-- Given entries follows --
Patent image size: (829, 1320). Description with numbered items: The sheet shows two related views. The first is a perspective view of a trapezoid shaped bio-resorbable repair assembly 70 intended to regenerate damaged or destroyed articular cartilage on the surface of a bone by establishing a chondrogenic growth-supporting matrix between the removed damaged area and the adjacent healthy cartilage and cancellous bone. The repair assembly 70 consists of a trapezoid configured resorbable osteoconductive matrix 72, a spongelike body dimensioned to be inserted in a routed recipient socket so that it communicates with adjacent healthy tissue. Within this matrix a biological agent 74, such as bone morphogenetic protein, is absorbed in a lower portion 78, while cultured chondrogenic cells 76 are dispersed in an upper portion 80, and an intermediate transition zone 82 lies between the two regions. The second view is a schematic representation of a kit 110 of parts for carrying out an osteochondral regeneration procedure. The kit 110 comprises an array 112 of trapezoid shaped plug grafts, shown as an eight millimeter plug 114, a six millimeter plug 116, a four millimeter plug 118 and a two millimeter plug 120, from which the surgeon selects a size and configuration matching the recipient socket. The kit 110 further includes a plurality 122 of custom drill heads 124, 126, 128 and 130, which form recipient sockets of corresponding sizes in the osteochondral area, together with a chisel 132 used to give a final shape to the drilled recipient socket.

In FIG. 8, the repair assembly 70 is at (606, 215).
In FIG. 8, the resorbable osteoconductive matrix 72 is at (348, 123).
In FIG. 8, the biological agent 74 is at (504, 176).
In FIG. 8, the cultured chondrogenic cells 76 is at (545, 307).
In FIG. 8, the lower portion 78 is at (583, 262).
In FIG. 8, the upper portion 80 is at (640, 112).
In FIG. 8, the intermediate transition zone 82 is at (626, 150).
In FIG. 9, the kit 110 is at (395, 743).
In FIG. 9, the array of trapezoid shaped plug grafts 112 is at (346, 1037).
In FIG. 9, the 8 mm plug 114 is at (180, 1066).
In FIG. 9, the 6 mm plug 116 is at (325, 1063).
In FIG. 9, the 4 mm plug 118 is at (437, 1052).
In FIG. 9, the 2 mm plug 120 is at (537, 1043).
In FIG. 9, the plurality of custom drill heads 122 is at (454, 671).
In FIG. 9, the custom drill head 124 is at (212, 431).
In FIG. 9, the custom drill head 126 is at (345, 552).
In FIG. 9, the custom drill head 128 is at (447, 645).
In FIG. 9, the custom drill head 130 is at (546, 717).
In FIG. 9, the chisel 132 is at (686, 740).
-- Given entries concluded --
*Requirement:*
An exact copy of every record is needed.

*Exercise output:*
Patent image size: (829, 1320). Description with numbered items: The sheet shows two related views. The first is a perspective view of a trapezoid shaped bio-resorbable repair assembly 70 intended to regenerate damaged or destroyed articular cartilage on the surface of a bone by establishing a chondrogenic growth-supporting matrix between the removed damaged area and the adjacent healthy cartilage and cancellous bone. The repair assembly 70 consists of a trapezoid configured resorbable osteoconductive matrix 72, a spongelike body dimensioned to be inserted in a routed recipient socket so that it communicates with adjacent healthy tissue. Within this matrix a biological agent 74, such as bone morphogenetic protein, is absorbed in a lower portion 78, while cultured chondrogenic cells 76 are dispersed in an upper portion 80, and an intermediate transition zone 82 lies between the two regions. The second view is a schematic representation of a kit 110 of parts for carrying out an osteochondral regeneration procedure. The kit 110 comprises an array 112 of trapezoid shaped plug grafts, shown as an eight millimeter plug 114, a six millimeter plug 116, a four millimeter plug 118 and a two millimeter plug 120, from which the surgeon selects a size and configuration matching the recipient socket. The kit 110 further includes a plurality 122 of custom drill heads 124, 126, 128 and 130, which form recipient sockets of corresponding sizes in the osteochondral area, together with a chisel 132 used to give a final shape to the drilled recipient socket.

In FIG. 8, the repair assembly 70 is at (606, 215).
In FIG. 8, the resorbable osteoconductive matrix 72 is at (348, 123).
In FIG. 8, the biological agent 74 is at (504, 176).
In FIG. 8, the cultured chondrogenic cells 76 is at (545, 307).
In FIG. 8, the lower portion 78 is at (583, 262).
In FIG. 8, the upper portion 80 is at (640, 112).
In FIG. 8, the intermediate transition zone 82 is at (626, 150).
In FIG. 9, the kit 110 is at (395, 743).
In FIG. 9, the array of trapezoid shaped plug grafts 112 is at (346, 1037).
In FIG. 9, the 8 mm plug 114 is at (180, 1066).
In FIG. 9, the 6 mm plug 116 is at (325, 1063).
In FIG. 9, the 4 mm plug 118 is at (437, 1052).
In FIG. 9, the 2 mm plug 120 is at (537, 1043).
In FIG. 9, the plurality of custom drill heads 122 is at (454, 671).
In FIG. 9, the custom drill head 124 is at (212, 431).
In FIG. 9, the custom drill head 126 is at (345, 552).
In FIG. 9, the custom drill head 128 is at (447, 645).
In FIG. 9, the custom drill head 130 is at (546, 717).
In FIG. 9, the chisel 132 is at (686, 740).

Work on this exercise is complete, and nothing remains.